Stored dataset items

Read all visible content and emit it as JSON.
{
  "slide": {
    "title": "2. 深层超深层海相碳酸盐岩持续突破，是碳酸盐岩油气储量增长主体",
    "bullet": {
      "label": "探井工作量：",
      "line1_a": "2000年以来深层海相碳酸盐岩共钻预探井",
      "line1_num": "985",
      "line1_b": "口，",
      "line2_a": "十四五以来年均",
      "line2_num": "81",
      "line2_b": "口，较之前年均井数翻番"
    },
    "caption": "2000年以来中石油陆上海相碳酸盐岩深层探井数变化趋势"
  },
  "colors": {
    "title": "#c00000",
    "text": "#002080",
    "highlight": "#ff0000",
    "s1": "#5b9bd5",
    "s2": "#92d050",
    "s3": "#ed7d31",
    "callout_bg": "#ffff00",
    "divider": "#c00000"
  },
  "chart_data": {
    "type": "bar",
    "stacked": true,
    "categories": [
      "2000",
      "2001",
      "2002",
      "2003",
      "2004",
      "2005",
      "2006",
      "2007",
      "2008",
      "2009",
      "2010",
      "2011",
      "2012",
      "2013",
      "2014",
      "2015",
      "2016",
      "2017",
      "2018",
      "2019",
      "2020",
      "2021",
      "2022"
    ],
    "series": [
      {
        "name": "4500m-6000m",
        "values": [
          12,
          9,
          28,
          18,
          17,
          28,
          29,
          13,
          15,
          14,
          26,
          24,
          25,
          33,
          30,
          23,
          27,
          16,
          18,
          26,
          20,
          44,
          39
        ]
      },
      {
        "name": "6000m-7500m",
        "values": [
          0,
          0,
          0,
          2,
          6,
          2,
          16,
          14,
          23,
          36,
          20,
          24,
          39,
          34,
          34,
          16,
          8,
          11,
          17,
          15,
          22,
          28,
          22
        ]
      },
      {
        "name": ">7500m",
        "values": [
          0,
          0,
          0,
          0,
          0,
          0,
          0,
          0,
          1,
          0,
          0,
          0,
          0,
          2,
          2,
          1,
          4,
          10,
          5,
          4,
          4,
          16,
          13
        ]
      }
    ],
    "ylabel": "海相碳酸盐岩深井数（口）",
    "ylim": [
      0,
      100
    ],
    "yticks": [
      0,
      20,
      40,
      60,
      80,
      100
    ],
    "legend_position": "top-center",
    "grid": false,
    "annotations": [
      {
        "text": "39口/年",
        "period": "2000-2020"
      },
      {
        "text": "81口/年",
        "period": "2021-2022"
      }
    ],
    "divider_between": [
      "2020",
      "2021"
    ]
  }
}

* * *

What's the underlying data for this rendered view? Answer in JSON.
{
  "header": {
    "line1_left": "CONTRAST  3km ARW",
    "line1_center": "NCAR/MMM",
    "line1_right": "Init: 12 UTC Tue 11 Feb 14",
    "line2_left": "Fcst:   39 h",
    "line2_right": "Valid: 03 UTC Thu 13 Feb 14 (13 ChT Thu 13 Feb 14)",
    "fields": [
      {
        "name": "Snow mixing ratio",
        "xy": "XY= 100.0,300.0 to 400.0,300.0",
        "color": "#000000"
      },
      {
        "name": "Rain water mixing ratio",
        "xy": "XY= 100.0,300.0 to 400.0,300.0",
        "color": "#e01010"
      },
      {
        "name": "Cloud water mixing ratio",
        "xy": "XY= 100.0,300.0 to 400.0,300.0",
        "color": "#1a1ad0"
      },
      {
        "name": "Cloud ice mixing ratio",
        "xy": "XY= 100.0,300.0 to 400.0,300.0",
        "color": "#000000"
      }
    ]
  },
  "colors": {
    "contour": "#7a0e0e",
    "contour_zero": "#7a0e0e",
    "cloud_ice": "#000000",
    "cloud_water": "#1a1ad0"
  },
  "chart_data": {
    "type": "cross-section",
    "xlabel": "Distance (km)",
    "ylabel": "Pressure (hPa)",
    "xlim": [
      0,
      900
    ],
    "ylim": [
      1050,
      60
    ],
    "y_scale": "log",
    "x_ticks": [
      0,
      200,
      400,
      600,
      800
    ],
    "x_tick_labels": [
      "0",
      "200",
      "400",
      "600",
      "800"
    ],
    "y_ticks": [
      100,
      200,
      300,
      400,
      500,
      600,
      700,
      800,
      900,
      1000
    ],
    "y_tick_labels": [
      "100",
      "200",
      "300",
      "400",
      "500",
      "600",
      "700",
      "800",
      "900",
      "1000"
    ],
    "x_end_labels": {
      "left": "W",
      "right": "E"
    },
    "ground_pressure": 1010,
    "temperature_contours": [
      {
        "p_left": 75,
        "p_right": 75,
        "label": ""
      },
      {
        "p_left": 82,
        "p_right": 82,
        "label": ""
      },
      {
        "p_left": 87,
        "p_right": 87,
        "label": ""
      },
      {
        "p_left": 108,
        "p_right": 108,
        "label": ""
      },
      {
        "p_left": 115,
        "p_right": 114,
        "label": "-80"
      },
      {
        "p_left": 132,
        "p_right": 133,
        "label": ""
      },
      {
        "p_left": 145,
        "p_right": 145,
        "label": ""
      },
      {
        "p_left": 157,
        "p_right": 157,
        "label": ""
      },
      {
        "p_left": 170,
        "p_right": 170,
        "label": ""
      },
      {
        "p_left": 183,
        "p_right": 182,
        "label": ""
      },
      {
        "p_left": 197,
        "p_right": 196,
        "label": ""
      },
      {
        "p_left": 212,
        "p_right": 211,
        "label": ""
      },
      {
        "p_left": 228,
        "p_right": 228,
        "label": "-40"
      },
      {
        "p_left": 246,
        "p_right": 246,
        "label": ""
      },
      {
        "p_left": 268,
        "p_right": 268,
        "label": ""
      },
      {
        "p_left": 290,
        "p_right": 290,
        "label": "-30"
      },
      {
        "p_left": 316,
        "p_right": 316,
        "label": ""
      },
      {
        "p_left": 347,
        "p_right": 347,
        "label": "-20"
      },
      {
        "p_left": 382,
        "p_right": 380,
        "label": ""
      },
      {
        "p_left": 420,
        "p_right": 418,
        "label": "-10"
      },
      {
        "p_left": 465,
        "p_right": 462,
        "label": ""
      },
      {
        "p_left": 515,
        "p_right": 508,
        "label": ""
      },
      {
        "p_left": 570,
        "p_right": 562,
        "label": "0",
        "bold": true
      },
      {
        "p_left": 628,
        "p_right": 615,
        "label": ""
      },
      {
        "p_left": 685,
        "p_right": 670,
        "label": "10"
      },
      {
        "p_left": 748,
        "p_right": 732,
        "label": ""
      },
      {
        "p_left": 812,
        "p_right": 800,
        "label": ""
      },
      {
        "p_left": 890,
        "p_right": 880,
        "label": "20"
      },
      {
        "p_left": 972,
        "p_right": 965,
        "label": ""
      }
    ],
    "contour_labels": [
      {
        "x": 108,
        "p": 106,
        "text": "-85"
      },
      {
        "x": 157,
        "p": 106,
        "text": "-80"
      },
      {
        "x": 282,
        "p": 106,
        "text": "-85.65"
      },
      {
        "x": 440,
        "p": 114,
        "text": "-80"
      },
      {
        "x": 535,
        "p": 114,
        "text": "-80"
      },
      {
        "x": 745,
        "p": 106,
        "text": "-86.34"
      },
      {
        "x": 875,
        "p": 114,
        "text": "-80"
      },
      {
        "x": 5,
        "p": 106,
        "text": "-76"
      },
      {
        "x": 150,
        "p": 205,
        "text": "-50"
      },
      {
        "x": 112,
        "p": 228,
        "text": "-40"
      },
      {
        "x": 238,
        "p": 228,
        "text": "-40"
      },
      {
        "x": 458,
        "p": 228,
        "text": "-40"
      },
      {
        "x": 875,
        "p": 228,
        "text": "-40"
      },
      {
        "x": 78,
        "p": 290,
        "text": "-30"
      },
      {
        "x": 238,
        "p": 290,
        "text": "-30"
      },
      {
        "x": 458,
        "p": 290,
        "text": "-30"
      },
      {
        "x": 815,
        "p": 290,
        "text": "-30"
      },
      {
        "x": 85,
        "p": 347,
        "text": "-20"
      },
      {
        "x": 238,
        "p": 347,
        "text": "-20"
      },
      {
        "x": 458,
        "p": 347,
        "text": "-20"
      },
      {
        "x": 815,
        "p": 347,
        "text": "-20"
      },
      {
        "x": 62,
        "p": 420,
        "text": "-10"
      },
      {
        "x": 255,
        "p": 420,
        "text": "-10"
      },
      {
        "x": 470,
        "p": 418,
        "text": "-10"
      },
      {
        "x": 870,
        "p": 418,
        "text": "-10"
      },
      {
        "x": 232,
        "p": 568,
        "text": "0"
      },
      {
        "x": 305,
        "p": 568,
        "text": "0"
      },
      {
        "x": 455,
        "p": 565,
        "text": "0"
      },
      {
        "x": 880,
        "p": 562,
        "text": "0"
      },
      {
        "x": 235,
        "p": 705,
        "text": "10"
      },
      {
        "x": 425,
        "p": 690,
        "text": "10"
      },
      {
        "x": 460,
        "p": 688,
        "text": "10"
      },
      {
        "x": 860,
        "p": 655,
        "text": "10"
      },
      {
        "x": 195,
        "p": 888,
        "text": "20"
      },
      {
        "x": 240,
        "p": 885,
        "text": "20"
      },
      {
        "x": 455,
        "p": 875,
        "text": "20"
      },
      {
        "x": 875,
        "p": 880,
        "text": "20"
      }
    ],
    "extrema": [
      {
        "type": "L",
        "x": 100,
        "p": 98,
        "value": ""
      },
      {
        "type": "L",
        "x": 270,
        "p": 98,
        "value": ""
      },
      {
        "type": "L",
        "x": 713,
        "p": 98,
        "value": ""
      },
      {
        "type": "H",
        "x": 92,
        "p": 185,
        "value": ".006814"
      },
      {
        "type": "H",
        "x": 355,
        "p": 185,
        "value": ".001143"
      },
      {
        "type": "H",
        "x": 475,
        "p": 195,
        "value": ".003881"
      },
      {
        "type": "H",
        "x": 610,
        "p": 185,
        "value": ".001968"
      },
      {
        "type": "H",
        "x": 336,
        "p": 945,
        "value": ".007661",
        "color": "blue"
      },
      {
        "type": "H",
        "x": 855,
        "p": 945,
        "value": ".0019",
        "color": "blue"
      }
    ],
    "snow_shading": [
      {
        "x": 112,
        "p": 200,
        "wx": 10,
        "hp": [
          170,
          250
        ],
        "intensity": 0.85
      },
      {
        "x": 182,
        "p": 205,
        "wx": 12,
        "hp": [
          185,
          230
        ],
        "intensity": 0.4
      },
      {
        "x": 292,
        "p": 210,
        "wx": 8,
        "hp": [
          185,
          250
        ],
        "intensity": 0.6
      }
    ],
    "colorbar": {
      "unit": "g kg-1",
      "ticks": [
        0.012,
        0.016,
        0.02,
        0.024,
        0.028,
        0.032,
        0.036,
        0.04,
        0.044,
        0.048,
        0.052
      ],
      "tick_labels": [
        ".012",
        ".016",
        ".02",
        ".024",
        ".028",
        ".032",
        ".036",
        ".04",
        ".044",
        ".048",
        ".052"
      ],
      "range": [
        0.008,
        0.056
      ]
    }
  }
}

> _EXERCISE DETAILS_: Copy every line in the listing above where the string "JSON" turns up.

> _WRITTEN RESPONSE_:
Read all visible content and emit it as JSON.
What's the underlying data for this rendered view? Answer in JSON.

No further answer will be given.